# PROBLEM TO WORK ON:
Return the rows below exactly as they appear, starting with the row containing "Where is each" and ending with the row containing "x-tick-label: 1:34:19 [622, 575, 692, 598]", both included.

# STORED DATA:
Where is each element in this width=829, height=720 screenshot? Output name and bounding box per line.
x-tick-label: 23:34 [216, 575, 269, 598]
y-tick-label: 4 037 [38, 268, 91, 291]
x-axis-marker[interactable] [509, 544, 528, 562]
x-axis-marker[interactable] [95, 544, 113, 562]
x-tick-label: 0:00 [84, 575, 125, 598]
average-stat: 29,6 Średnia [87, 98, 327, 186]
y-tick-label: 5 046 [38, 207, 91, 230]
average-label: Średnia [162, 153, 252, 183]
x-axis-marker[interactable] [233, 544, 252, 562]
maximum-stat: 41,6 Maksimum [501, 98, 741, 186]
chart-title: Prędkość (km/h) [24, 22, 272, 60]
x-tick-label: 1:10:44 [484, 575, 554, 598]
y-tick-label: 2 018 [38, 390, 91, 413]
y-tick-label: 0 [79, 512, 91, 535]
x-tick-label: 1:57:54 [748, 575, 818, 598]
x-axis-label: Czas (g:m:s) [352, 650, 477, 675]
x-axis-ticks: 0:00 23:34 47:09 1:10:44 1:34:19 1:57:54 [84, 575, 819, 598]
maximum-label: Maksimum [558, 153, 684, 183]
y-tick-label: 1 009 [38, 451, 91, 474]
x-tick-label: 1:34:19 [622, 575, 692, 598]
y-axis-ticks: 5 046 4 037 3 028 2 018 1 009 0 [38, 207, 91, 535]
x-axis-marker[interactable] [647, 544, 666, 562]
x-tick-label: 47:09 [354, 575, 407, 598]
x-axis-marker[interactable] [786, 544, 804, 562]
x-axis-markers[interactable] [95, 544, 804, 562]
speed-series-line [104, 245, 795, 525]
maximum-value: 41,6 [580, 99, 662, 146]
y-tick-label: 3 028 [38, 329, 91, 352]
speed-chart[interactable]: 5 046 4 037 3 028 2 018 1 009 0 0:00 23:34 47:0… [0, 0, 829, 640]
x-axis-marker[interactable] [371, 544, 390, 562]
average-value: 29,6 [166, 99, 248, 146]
---
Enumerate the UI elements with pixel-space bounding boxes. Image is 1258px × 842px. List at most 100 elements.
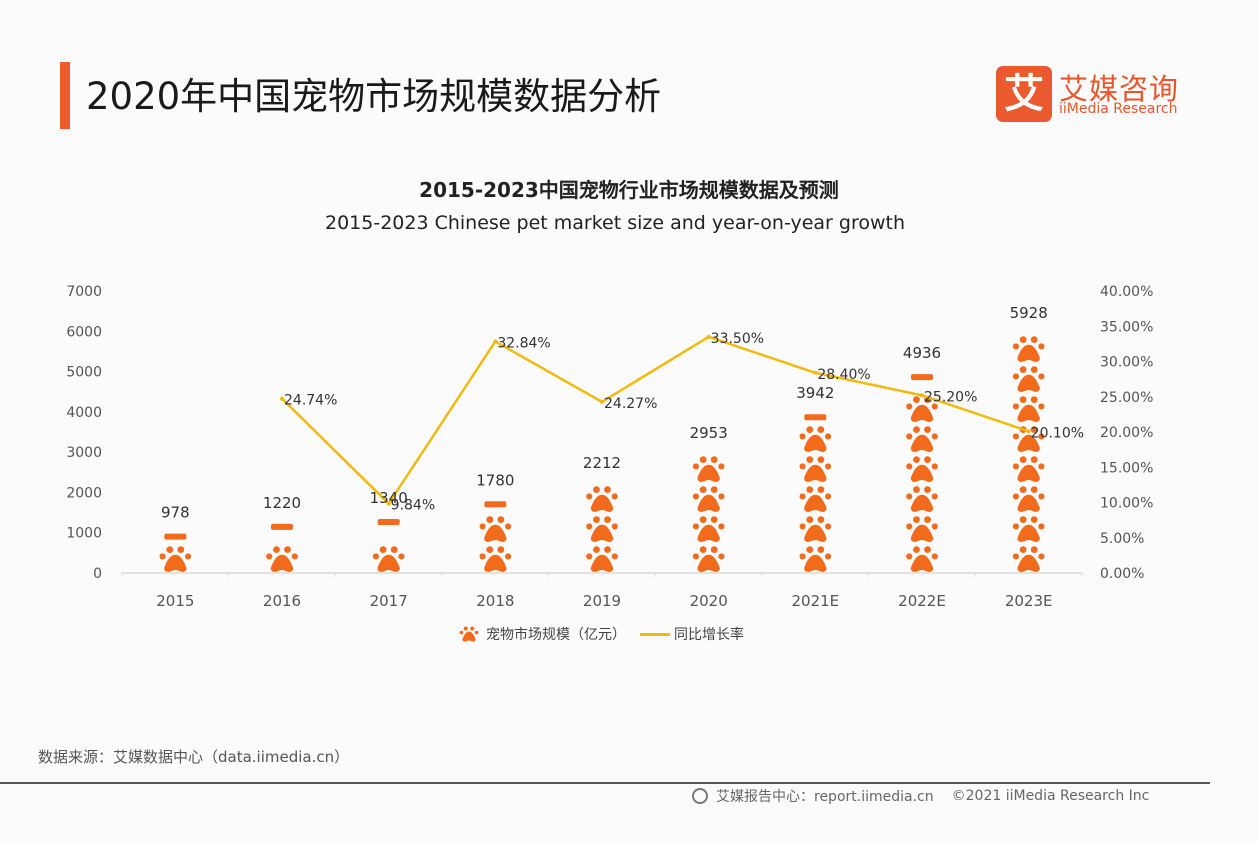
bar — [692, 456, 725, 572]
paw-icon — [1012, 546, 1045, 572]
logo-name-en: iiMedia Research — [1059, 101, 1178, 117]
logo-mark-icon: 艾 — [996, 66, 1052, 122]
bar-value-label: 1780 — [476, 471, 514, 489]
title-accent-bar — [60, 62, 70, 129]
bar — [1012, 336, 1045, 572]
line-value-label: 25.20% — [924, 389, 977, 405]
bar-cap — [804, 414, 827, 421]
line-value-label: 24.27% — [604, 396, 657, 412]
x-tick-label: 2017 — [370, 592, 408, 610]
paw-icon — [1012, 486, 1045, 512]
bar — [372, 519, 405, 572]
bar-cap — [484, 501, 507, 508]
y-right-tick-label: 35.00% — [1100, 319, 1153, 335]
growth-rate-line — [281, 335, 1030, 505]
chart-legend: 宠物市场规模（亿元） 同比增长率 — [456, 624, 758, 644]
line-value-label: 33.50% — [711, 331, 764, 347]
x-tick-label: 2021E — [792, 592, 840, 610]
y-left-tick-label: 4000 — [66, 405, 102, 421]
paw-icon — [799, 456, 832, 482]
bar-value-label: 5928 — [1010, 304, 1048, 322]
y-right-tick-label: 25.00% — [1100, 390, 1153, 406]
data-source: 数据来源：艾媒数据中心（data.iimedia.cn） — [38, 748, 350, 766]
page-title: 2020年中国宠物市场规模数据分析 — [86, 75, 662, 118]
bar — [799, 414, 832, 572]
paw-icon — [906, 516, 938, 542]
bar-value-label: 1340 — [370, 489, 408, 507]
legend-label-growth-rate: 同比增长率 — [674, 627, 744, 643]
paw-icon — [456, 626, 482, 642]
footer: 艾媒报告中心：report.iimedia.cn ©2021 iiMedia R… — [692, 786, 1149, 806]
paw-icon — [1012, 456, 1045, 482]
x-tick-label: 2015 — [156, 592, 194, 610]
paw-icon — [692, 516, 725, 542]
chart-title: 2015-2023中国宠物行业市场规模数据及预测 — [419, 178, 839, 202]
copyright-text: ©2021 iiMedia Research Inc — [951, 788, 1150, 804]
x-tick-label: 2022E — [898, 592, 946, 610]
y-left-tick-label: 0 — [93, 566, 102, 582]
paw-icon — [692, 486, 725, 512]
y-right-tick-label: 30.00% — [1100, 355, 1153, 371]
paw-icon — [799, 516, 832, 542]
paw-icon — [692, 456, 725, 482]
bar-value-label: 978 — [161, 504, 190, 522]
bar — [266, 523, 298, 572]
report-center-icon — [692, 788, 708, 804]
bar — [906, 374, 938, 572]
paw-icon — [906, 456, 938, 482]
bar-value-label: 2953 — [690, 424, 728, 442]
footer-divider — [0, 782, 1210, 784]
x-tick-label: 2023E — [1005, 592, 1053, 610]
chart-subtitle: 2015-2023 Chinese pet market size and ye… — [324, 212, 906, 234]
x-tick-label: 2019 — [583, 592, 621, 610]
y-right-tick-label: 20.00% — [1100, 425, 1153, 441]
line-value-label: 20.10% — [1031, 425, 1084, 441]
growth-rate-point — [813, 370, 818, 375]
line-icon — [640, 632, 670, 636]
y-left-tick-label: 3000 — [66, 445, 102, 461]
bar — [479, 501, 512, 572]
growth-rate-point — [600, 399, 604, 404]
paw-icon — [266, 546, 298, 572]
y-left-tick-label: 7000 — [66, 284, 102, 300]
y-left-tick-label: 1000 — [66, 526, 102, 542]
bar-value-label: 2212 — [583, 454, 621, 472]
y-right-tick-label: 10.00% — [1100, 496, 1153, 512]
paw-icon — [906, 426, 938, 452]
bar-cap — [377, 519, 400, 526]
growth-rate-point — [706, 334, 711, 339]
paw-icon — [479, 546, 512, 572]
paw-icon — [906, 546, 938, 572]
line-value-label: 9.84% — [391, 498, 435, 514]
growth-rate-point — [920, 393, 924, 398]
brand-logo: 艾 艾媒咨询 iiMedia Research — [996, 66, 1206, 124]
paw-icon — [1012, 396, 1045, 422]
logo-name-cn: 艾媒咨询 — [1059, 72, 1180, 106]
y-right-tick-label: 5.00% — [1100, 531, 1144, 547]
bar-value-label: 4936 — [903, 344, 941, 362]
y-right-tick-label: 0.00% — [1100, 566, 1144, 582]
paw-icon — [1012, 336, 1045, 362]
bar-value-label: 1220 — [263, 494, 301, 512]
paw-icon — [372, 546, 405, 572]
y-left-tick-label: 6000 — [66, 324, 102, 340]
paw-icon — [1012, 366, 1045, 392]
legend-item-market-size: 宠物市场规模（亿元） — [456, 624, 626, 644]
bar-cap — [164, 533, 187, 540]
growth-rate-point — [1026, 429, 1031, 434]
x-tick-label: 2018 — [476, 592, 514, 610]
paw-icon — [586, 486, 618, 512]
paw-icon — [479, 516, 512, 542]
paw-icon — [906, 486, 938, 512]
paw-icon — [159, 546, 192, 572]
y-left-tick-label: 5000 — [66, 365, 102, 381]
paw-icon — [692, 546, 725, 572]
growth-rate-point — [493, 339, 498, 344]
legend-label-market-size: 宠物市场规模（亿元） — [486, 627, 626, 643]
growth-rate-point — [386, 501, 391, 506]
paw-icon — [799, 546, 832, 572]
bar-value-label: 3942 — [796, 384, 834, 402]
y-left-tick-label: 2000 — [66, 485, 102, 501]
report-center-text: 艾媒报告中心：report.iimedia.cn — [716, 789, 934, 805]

# EXERCISE RESPONSE:
Where is each element in this width=829, height=720 screenshot? Output name and bounding box per line.
x-tick-label: 23:34 [216, 575, 269, 598]
y-tick-label: 4 037 [38, 268, 91, 291]
x-axis-marker[interactable] [509, 544, 528, 562]
x-axis-marker[interactable] [95, 544, 113, 562]
x-tick-label: 0:00 [84, 575, 125, 598]
average-stat: 29,6 Średnia [87, 98, 327, 186]
y-tick-label: 5 046 [38, 207, 91, 230]
average-label: Średnia [162, 153, 252, 183]
x-axis-marker[interactable] [233, 544, 252, 562]
maximum-stat: 41,6 Maksimum [501, 98, 741, 186]
chart-title: Prędkość (km/h) [24, 22, 272, 60]
x-tick-label: 1:10:44 [484, 575, 554, 598]
y-tick-label: 2 018 [38, 390, 91, 413]
y-tick-label: 0 [79, 512, 91, 535]
x-tick-label: 1:57:54 [748, 575, 818, 598]
x-axis-label: Czas (g:m:s) [352, 650, 477, 675]
x-axis-ticks: 0:00 23:34 47:09 1:10:44 1:34:19 1:57:54 [84, 575, 819, 598]
maximum-label: Maksimum [558, 153, 684, 183]
y-tick-label: 1 009 [38, 451, 91, 474]
x-tick-label: 1:34:19 [622, 575, 692, 598]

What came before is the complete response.